» PROVIDED TEXT
========

What the cost of the Encore?
What was the cost to enroll (included?)
When did you purchase your Legacy Resale?
Thanks


----------



## davidvel (Aug 3, 2016)

bazzap said:


> So apart from unit upgrades now, are you saying that there are fees for other MVC to MVC exchanges?
> I don't know of any, what would they be?


No, those are all the new fees I am aware of, but as I noted in another thread, I can think of a lot more to make "free" Marriott-to-Marriott trades not really free.


----------



## l0410z (Aug 3, 2016)

I just got off the phone with the women I met with after the presentation.  She is going to add an addendum to the encore contract adding the guarantee.  I gave her the two resorts GO and Monarch and the last two summer weeks in July.  She is going to email me the encore contract when she  gets back to the office Sunday.   The cost is 1499 for M-F (5 days) and 65000 MRP.


----------



## ffxjack (Aug 3, 2016)

taterhed said:


> To confirm what you're saying:
> 
> 
> You were offered an encore (5 days) in Hawaii @ Xmas (not in writing)
> ...



There was a list of resorts for me to choose from. Hawaii at that time cost a little more but I made it clear, no Hawaii during kids' winter break, then I was out. It is a studio or efficiency--not typical 1 or 2 bdrm but I don't care because it's Hawaii in Dec (I live on the East coast)
I believe it's 50k MRP but I'll have to check contract before leaving for Koolina in Dec.
Cost to enroll my one legacy week included. All in was $1999 paid monthly.
Purchased MGO around 2006 (can't recall exact date at this point).

I went to a local Roadshow event when DC started. Didn't buy but offered Encore package at OW in Myrtle Beach so decided to to do it since I had heard it was nice and I've never been. That time only included 2 bdrm for 5 days I believe. After presentation, offered the encore package above which I took only since I was thinking about checking out Maui/Oahu. As bonus, my wk was enrolled but so far, not making any use of DC or II for that matter.


----------



## taterhed (Aug 3, 2016)

ffxjack said:


> There was a list of resorts for me to choose from. Hawaii at that time cost a little more but I made it clear, no Hawaii during kids' winter break, then I was out. It is a studio or efficiency--not typical 1 or 2 bdrm but I don't care because it's Hawaii in Dec (I live on the East coast)
> I believe it's 50k MRP but I'll have to check contract before leaving for Koolina in Dec.
> Cost to enroll my one legacy week included. All in was $1999 paid monthly.
> Purchased MGO around 2006 (can't recall exact date at this point).
> ...


Thanks. Pre 2010 was the key there.

sent from my cell phone...


----------



## dewdrops (Aug 4, 2016)

l0410z said:


> I just got off the phone with the women I met with after the presentation.  She is going to add an addendum to the encore contract adding the guarantee.  I gave her the two resorts GO and Monarch and the last two summer weeks in July.  She is going to email me the encore contract when she  gets back to the office Sunday.   The cost is 1499 for M-F (5 days) and 65000 MRP.

========

» PROMPT A
Repeat the rows from the start through the line containing "legend-triangle-filled-icon xyxy=(1167,1245,1202,1280)", swapping "legend-circle-open-icon" for "legend-circle-filled-icon" and leaving everything else unchanged.
The forum thread above and the rows that follow are unrelated material.

» ENTRIES
========

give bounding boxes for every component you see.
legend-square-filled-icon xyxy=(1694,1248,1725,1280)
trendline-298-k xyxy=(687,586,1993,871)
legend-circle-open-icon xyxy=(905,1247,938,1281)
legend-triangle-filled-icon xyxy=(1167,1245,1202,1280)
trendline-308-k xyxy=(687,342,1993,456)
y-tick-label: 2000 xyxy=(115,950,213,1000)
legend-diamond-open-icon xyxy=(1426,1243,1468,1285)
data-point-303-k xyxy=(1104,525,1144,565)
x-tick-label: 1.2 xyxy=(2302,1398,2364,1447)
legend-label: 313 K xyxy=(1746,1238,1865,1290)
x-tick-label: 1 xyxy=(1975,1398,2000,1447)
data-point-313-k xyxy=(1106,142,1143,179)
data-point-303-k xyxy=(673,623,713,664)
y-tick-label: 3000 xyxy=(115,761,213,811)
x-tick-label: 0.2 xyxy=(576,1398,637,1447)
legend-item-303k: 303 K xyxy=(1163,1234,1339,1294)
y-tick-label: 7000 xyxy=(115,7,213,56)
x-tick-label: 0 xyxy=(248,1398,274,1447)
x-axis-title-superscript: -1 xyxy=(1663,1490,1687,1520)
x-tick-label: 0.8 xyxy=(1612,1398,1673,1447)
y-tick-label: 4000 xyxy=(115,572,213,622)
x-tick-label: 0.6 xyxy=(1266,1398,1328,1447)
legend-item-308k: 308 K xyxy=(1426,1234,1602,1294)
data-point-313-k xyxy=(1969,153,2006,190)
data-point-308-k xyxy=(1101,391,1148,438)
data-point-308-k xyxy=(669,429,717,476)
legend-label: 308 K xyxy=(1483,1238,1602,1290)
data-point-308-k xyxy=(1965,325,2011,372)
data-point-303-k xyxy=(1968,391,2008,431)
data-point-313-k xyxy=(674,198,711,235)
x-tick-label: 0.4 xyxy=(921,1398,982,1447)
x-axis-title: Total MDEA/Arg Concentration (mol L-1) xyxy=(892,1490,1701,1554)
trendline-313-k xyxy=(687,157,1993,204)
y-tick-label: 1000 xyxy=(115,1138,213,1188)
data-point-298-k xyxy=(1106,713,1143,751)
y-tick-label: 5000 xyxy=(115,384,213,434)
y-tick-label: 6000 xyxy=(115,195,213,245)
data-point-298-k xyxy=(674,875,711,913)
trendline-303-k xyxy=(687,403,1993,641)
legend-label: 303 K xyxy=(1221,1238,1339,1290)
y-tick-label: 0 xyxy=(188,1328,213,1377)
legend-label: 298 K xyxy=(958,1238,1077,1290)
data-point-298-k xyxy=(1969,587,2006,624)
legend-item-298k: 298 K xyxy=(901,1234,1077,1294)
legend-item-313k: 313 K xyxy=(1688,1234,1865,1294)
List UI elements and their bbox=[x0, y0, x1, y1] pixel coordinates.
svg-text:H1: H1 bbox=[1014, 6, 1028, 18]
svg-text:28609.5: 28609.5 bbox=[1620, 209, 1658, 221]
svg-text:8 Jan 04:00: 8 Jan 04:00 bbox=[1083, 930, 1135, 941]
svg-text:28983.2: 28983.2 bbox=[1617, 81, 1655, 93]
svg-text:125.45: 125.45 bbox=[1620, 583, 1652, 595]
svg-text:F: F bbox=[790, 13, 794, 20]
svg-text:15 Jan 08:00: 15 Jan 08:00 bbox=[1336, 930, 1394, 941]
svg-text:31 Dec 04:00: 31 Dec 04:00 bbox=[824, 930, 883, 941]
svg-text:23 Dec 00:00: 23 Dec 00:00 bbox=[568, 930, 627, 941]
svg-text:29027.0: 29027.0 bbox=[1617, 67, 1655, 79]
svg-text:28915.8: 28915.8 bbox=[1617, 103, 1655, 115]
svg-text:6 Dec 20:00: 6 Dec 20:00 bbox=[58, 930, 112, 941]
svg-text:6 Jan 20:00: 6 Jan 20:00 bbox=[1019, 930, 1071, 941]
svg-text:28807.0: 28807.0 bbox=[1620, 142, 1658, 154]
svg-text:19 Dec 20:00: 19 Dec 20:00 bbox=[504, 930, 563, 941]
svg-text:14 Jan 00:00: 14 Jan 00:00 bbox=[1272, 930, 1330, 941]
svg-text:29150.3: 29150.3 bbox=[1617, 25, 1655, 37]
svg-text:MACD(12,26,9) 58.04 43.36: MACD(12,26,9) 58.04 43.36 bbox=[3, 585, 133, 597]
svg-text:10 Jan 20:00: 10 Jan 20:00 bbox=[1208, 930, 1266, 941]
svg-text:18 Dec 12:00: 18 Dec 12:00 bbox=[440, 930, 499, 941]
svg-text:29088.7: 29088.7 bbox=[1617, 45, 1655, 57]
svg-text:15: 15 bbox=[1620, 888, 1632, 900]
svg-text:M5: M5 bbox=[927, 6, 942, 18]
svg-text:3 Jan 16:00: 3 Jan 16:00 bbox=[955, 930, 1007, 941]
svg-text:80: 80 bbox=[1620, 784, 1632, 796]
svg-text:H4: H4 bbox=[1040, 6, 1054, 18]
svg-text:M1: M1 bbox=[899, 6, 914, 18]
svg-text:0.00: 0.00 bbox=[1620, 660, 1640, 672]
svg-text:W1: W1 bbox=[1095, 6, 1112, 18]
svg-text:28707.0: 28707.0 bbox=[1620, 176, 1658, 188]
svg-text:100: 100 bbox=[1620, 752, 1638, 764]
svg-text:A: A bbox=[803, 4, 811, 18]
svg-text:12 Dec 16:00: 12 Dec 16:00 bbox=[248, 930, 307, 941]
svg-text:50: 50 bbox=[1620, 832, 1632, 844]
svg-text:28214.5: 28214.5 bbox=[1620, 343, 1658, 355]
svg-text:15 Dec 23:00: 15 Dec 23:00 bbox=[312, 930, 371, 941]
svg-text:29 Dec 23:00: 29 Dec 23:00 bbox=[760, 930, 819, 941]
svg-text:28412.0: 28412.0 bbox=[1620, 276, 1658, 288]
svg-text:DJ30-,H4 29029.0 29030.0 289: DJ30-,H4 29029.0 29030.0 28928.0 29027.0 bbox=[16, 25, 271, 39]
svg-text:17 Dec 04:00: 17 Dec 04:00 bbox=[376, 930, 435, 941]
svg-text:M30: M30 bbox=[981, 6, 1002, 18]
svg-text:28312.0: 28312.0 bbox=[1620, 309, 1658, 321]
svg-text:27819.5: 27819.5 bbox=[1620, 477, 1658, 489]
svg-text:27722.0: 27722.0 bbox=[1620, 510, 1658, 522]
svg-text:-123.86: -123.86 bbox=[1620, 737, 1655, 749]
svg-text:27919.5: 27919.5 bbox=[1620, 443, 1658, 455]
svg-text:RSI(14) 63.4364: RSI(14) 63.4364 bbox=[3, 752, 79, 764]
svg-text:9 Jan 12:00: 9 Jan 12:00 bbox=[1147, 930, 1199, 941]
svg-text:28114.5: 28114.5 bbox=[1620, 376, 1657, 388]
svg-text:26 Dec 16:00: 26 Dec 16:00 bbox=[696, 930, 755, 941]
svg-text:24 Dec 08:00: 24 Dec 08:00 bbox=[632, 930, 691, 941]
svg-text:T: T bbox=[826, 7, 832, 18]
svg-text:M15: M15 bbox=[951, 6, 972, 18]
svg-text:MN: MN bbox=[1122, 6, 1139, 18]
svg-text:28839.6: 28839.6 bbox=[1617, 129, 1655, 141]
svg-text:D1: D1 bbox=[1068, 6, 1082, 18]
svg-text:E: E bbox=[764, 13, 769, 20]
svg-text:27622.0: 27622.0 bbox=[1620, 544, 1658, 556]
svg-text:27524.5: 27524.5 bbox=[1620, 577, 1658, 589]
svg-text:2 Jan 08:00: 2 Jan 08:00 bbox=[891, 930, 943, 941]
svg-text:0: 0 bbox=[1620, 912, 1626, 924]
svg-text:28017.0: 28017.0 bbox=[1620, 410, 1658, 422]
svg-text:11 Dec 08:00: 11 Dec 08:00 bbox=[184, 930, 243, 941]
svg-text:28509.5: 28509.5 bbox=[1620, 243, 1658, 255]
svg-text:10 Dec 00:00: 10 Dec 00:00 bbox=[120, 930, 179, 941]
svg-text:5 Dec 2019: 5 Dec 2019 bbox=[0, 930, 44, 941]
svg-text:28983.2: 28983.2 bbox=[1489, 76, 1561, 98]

========

» PROMPT B
In the forum thread, what cost does l0410z give for the Encore?

» TASK RESPONSE A
give bounding boxes for every component you see.
legend-square-filled-icon xyxy=(1694,1248,1725,1280)
trendline-298-k xyxy=(687,586,1993,871)
legend-circle-filled-icon xyxy=(905,1247,938,1281)
legend-triangle-filled-icon xyxy=(1167,1245,1202,1280)

» TASK RESPONSE B
1499 for M-F (5 days) and 65000 MRP.